Transcript data for document pages
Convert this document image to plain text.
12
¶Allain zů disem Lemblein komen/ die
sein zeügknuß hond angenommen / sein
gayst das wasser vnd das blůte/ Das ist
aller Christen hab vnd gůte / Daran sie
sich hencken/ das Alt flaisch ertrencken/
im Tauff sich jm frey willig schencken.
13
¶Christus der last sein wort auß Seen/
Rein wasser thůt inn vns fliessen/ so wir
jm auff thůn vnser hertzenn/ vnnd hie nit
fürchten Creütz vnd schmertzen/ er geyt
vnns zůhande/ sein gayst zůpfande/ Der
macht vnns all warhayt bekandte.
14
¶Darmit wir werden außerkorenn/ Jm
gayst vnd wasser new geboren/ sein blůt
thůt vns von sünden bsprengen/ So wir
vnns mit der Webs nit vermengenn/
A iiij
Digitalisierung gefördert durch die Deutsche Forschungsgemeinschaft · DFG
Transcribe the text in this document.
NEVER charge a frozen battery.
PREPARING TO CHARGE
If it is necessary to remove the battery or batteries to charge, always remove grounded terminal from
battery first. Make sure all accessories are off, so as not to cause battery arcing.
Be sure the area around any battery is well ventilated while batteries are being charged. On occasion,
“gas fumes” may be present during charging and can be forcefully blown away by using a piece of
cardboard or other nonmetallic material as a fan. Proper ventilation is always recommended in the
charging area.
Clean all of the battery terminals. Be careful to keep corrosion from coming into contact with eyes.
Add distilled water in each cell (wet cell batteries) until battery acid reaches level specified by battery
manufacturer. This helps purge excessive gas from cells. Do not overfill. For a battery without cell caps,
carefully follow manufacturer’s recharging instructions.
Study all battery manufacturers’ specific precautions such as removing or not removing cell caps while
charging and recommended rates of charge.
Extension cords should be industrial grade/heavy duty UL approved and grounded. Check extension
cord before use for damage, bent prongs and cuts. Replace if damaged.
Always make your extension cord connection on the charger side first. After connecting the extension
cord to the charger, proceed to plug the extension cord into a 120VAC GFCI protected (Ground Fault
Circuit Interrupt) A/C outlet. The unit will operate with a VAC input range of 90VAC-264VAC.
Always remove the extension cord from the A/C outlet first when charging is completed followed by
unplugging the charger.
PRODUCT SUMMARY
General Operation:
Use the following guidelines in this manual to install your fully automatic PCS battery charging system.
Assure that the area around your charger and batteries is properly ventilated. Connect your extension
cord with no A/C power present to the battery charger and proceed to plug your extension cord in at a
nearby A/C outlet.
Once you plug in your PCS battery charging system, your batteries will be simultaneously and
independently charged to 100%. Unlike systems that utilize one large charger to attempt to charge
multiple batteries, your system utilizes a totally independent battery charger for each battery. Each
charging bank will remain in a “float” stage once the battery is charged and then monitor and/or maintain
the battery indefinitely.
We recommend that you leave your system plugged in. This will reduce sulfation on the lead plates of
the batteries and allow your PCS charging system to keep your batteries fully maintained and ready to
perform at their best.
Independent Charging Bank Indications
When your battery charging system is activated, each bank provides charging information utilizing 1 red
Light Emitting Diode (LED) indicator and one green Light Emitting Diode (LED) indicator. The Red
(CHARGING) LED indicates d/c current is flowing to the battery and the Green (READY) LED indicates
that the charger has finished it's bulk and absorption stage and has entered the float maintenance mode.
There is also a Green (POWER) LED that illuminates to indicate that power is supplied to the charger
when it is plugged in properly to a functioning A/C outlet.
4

--- Brief ---
Make a verbatim copy of every entry shown above.

--- Exercise result ---
Convert this document image to plain text.
12
¶Allain zů disem Lemblein komen/ die
sein zeügknuß hond angenommen / sein
gayst das wasser vnd das blůte/ Das ist
aller Christen hab vnd gůte / Daran sie
sich hencken/ das Alt flaisch ertrencken/
im Tauff sich jm frey willig schencken.
13
¶Christus der last sein wort auß Seen/
Rein wasser thůt inn vns fliessen/ so wir
jm auff thůn vnser hertzenn/ vnnd hie nit
fürchten Creütz vnd schmertzen/ er geyt
vnns zůhande/ sein gayst zůpfande/ Der
macht vnns all warhayt bekandte.
14
¶Darmit wir werden außerkorenn/ Jm
gayst vnd wasser new geboren/ sein blůt
thůt vns von sünden bsprengen/ So wir
vnns mit der Webs nit vermengenn/
A iiij
Digitalisierung gefördert durch die Deutsche Forschungsgemeinschaft · DFG
Transcribe the text in this document.
NEVER charge a frozen battery.
PREPARING TO CHARGE
If it is necessary to remove the battery or batteries to charge, always remove grounded terminal from
battery first. Make sure all accessories are off, so as not to cause battery arcing.
Be sure the area around any battery is well ventilated while batteries are being charged. On occasion,
“gas fumes” may be present during charging and can be forcefully blown away by using a piece of
cardboard or other nonmetallic material as a fan. Proper ventilation is always recommended in the
charging area.
Clean all of the battery terminals. Be careful to keep corrosion from coming into contact with eyes.
Add distilled water in each cell (wet cell batteries) until battery acid reaches level specified by battery
manufacturer. This helps purge excessive gas from cells. Do not overfill. For a battery without cell caps,
carefully follow manufacturer’s recharging instructions.
Study all battery manufacturers’ specific precautions such as removing or not removing cell caps while
charging and recommended rates of charge.
Extension cords should be industrial grade/heavy duty UL approved and grounded. Check extension
cord before use for damage, bent prongs and cuts. Replace if damaged.
Always make your extension cord connection on the charger side first. After connecting the extension
cord to the charger, proceed to plug the extension cord into a 120VAC GFCI protected (Ground Fault
Circuit Interrupt) A/C outlet. The unit will operate with a VAC input range of 90VAC-264VAC.
Always remove the extension cord from the A/C outlet first when charging is completed followed by
unplugging the charger.
PRODUCT SUMMARY
General Operation:
Use the following guidelines in this manual to install your fully automatic PCS battery charging system.
Assure that the area around your charger and batteries is properly ventilated. Connect your extension
cord with no A/C power present to the battery charger and proceed to plug your extension cord in at a
nearby A/C outlet.
Once you plug in your PCS battery charging system, your batteries will be simultaneously and
independently charged to 100%. Unlike systems that utilize one large charger to attempt to charge
multiple batteries, your system utilizes a totally independent battery charger for each battery. Each
charging bank will remain in a “float” stage once the battery is charged and then monitor and/or maintain
the battery indefinitely.
We recommend that you leave your system plugged in. This will reduce sulfation on the lead plates of
the batteries and allow your PCS charging system to keep your batteries fully maintained and ready to
perform at their best.
Independent Charging Bank Indications
When your battery charging system is activated, each bank provides charging information utilizing 1 red
Light Emitting Diode (LED) indicator and one green Light Emitting Diode (LED) indicator. The Red
(CHARGING) LED indicates d/c current is flowing to the battery and the Green (READY) LED indicates
that the charger has finished it's bulk and absorption stage and has entered the float maintenance mode.
There is also a Green (POWER) LED that illuminates to indicate that power is supplied to the charger
when it is plugged in properly to a functioning A/C outlet.
4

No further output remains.